• _Provided data_
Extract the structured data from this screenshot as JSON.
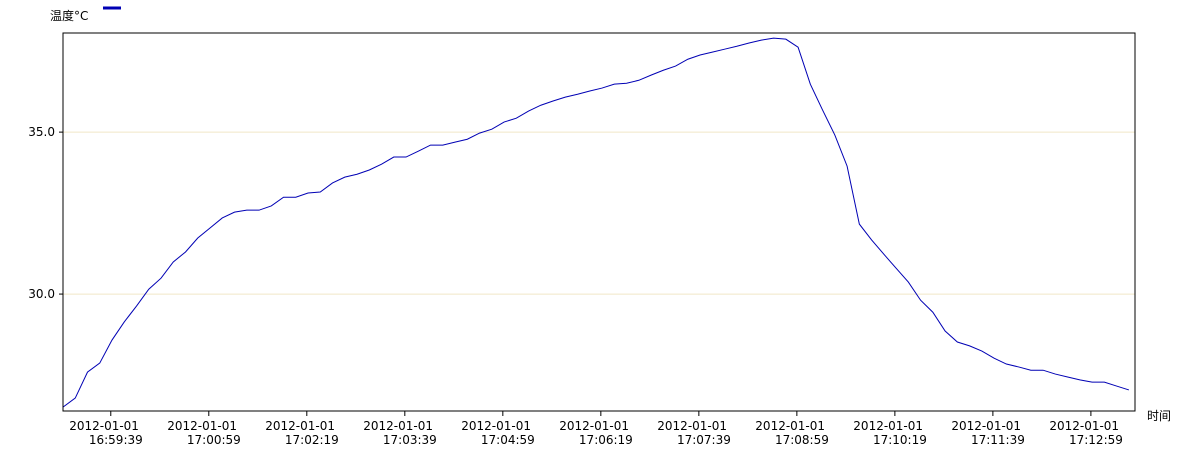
{
  "chart_data": {
    "type": "line",
    "y_label": "温度°C",
    "x_label": "时间",
    "x": [
      "2012-01-01 16:59:00",
      "2012-01-01 16:59:10",
      "2012-01-01 16:59:20",
      "2012-01-01 16:59:30",
      "2012-01-01 16:59:40",
      "2012-01-01 16:59:50",
      "2012-01-01 17:00:00",
      "2012-01-01 17:00:10",
      "2012-01-01 17:00:20",
      "2012-01-01 17:00:30",
      "2012-01-01 17:00:40",
      "2012-01-01 17:00:50",
      "2012-01-01 17:01:00",
      "2012-01-01 17:01:10",
      "2012-01-01 17:01:20",
      "2012-01-01 17:01:30",
      "2012-01-01 17:01:40",
      "2012-01-01 17:01:50",
      "2012-01-01 17:02:00",
      "2012-01-01 17:02:10",
      "2012-01-01 17:02:20",
      "2012-01-01 17:02:30",
      "2012-01-01 17:02:40",
      "2012-01-01 17:02:50",
      "2012-01-01 17:03:00",
      "2012-01-01 17:03:10",
      "2012-01-01 17:03:20",
      "2012-01-01 17:03:30",
      "2012-01-01 17:03:40",
      "2012-01-01 17:03:50",
      "2012-01-01 17:04:00",
      "2012-01-01 17:04:10",
      "2012-01-01 17:04:20",
      "2012-01-01 17:04:30",
      "2012-01-01 17:04:40",
      "2012-01-01 17:04:50",
      "2012-01-01 17:05:00",
      "2012-01-01 17:05:10",
      "2012-01-01 17:05:20",
      "2012-01-01 17:05:30",
      "2012-01-01 17:05:40",
      "2012-01-01 17:05:50",
      "2012-01-01 17:06:00",
      "2012-01-01 17:06:10",
      "2012-01-01 17:06:20",
      "2012-01-01 17:06:30",
      "2012-01-01 17:06:40",
      "2012-01-01 17:06:50",
      "2012-01-01 17:07:00",
      "2012-01-01 17:07:10",
      "2012-01-01 17:07:20",
      "2012-01-01 17:07:30",
      "2012-01-01 17:07:40",
      "2012-01-01 17:07:50",
      "2012-01-01 17:08:00",
      "2012-01-01 17:08:10",
      "2012-01-01 17:08:20",
      "2012-01-01 17:08:30",
      "2012-01-01 17:08:40",
      "2012-01-01 17:08:50",
      "2012-01-01 17:09:00",
      "2012-01-01 17:09:10",
      "2012-01-01 17:09:20",
      "2012-01-01 17:09:30",
      "2012-01-01 17:09:40",
      "2012-01-01 17:09:50",
      "2012-01-01 17:10:00",
      "2012-01-01 17:10:10",
      "2012-01-01 17:10:20",
      "2012-01-01 17:10:30",
      "2012-01-01 17:10:40",
      "2012-01-01 17:10:50",
      "2012-01-01 17:11:00",
      "2012-01-01 17:11:10",
      "2012-01-01 17:11:20",
      "2012-01-01 17:11:30",
      "2012-01-01 17:11:40",
      "2012-01-01 17:11:50",
      "2012-01-01 17:12:00",
      "2012-01-01 17:12:10",
      "2012-01-01 17:12:20",
      "2012-01-01 17:12:30",
      "2012-01-01 17:12:40",
      "2012-01-01 17:12:50",
      "2012-01-01 17:13:00",
      "2012-01-01 17:13:10",
      "2012-01-01 17:13:20",
      "2012-01-01 17:13:30"
    ],
    "series": [
      {
        "color": "#0000b4",
        "values": [
          26.51,
          26.79,
          27.59,
          27.87,
          28.58,
          29.14,
          29.63,
          30.15,
          30.49,
          30.99,
          31.3,
          31.73,
          32.04,
          32.35,
          32.53,
          32.59,
          32.59,
          32.72,
          32.99,
          32.99,
          33.12,
          33.15,
          33.43,
          33.61,
          33.7,
          33.83,
          34.01,
          34.23,
          34.23,
          34.41,
          34.6,
          34.6,
          34.69,
          34.78,
          34.97,
          35.09,
          35.31,
          35.43,
          35.65,
          35.83,
          35.96,
          36.08,
          36.17,
          36.27,
          36.36,
          36.48,
          36.51,
          36.6,
          36.76,
          36.91,
          37.04,
          37.25,
          37.38,
          37.47,
          37.56,
          37.65,
          37.75,
          37.84,
          37.9,
          37.87,
          37.62,
          36.48,
          35.68,
          34.91,
          33.95,
          32.16,
          31.67,
          31.23,
          30.8,
          30.37,
          29.81,
          29.44,
          28.86,
          28.52,
          28.4,
          28.24,
          28.02,
          27.84,
          27.75,
          27.65,
          27.65,
          27.53,
          27.44,
          27.35,
          27.28,
          27.28,
          27.16,
          27.04
        ]
      }
    ],
    "xlim": [
      "2012-01-01 16:59:00",
      "2012-01-01 17:13:35"
    ],
    "xticks": [
      "2012-01-01 16:59:39",
      "2012-01-01 17:00:59",
      "2012-01-01 17:02:19",
      "2012-01-01 17:03:39",
      "2012-01-01 17:04:59",
      "2012-01-01 17:06:19",
      "2012-01-01 17:07:39",
      "2012-01-01 17:08:59",
      "2012-01-01 17:10:19",
      "2012-01-01 17:11:39",
      "2012-01-01 17:12:59"
    ],
    "ylim": [
      26.39,
      38.06
    ],
    "yticks": [
      {
        "value": 30,
        "label": "30.0"
      },
      {
        "value": 35,
        "label": "35.0"
      }
    ],
    "grid": true,
    "grid_color": "#f0e6c8"
  }
}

• _Goal of the exercise_
Repeat every record above exactly, but leave out any pictures.

• _Result of this exercise_
Extract the structured data from this screenshot as JSON.
{
  "chart_data": {
    "type": "line",
    "y_label": "温度°C",
    "x_label": "时间",
    "x": [
      "2012-01-01 16:59:00",
      "2012-01-01 16:59:10",
      "2012-01-01 16:59:20",
      "2012-01-01 16:59:30",
      "2012-01-01 16:59:40",
      "2012-01-01 16:59:50",
      "2012-01-01 17:00:00",
      "2012-01-01 17:00:10",
      "2012-01-01 17:00:20",
      "2012-01-01 17:00:30",
      "2012-01-01 17:00:40",
      "2012-01-01 17:00:50",
      "2012-01-01 17:01:00",
      "2012-01-01 17:01:10",
      "2012-01-01 17:01:20",
      "2012-01-01 17:01:30",
      "2012-01-01 17:01:40",
      "2012-01-01 17:01:50",
      "2012-01-01 17:02:00",
      "2012-01-01 17:02:10",
      "2012-01-01 17:02:20",
      "2012-01-01 17:02:30",
      "2012-01-01 17:02:40",
      "2012-01-01 17:02:50",
      "2012-01-01 17:03:00",
      "2012-01-01 17:03:10",
      "2012-01-01 17:03:20",
      "2012-01-01 17:03:30",
      "2012-01-01 17:03:40",
      "2012-01-01 17:03:50",
      "2012-01-01 17:04:00",
      "2012-01-01 17:04:10",
      "2012-01-01 17:04:20",
      "2012-01-01 17:04:30",
      "2012-01-01 17:04:40",
      "2012-01-01 17:04:50",
      "2012-01-01 17:05:00",
      "2012-01-01 17:05:10",
      "2012-01-01 17:05:20",
      "2012-01-01 17:05:30",
      "2012-01-01 17:05:40",
      "2012-01-01 17:05:50",
      "2012-01-01 17:06:00",
      "2012-01-01 17:06:10",
      "2012-01-01 17:06:20",
      "2012-01-01 17:06:30",
      "2012-01-01 17:06:40",
      "2012-01-01 17:06:50",
      "2012-01-01 17:07:00",
      "2012-01-01 17:07:10",
      "2012-01-01 17:07:20",
      "2012-01-01 17:07:30",
      "2012-01-01 17:07:40",
      "2012-01-01 17:07:50",
      "2012-01-01 17:08:00",
      "2012-01-01 17:08:10",
      "2012-01-01 17:08:20",
      "2012-01-01 17:08:30",
      "2012-01-01 17:08:40",
      "2012-01-01 17:08:50",
      "2012-01-01 17:09:00",
      "2012-01-01 17:09:10",
      "2012-01-01 17:09:20",
      "2012-01-01 17:09:30",
      "2012-01-01 17:09:40",
      "2012-01-01 17:09:50",
      "2012-01-01 17:10:00",
      "2012-01-01 17:10:10",
      "2012-01-01 17:10:20",
      "2012-01-01 17:10:30",
      "2012-01-01 17:10:40",
      "2012-01-01 17:10:50",
      "2012-01-01 17:11:00",
      "2012-01-01 17:11:10",
      "2012-01-01 17:11:20",
      "2012-01-01 17:11:30",
      "2012-01-01 17:11:40",
      "2012-01-01 17:11:50",
      "2012-01-01 17:12:00",
      "2012-01-01 17:12:10",
      "2012-01-01 17:12:20",
      "2012-01-01 17:12:30",
      "2012-01-01 17:12:40",
      "2012-01-01 17:12:50",
      "2012-01-01 17:13:00",
      "2012-01-01 17:13:10",
      "2012-01-01 17:13:20",
      "2012-01-01 17:13:30"
    ],
    "series": [
      {
        "color": "#0000b4",
        "values": [
          26.51,
          26.79,
          27.59,
          27.87,
          28.58,
          29.14,
          29.63,
          30.15,
          30.49,
          30.99,
          31.3,
          31.73,
          32.04,
          32.35,
          32.53,
          32.59,
          32.59,
          32.72,
          32.99,
          32.99,
          33.12,
          33.15,
          33.43,
          33.61,
          33.7,
          33.83,
          34.01,
          34.23,
          34.23,
          34.41,
          34.6,
          34.6,
          34.69,
          34.78,
          34.97,
          35.09,
          35.31,
          35.43,
          35.65,
          35.83,
          35.96,
          36.08,
          36.17,
          36.27,
          36.36,
          36.48,
          36.51,
          36.6,
          36.76,
          36.91,
          37.04,
          37.25,
          37.38,
          37.47,
          37.56,
          37.65,
          37.75,
          37.84,
          37.9,
          37.87,
          37.62,
          36.48,
          35.68,
          34.91,
          33.95,
          32.16,
          31.67,
          31.23,
          30.8,
          30.37,
          29.81,
          29.44,
          28.86,
          28.52,
          28.4,
          28.24,
          28.02,
          27.84,
          27.75,
          27.65,
          27.65,
          27.53,
          27.44,
          27.35,
          27.28,
          27.28,
          27.16,
          27.04
        ]
      }
    ],
    "xlim": [
      "2012-01-01 16:59:00",
      "2012-01-01 17:13:35"
    ],
    "xticks": [
      "2012-01-01 16:59:39",
      "2012-01-01 17:00:59",
      "2012-01-01 17:02:19",
      "2012-01-01 17:03:39",
      "2012-01-01 17:04:59",
      "2012-01-01 17:06:19",
      "2012-01-01 17:07:39",
      "2012-01-01 17:08:59",
      "2012-01-01 17:10:19",
      "2012-01-01 17:11:39",
      "2012-01-01 17:12:59"
    ],
    "ylim": [
      26.39,
      38.06
    ],
    "yticks": [
      {
        "value": 30,
        "label": "30.0"
      },
      {
        "value": 35,
        "label": "35.0"
      }
    ],
    "grid": true,
    "grid_color": "#f0e6c8"
  }
}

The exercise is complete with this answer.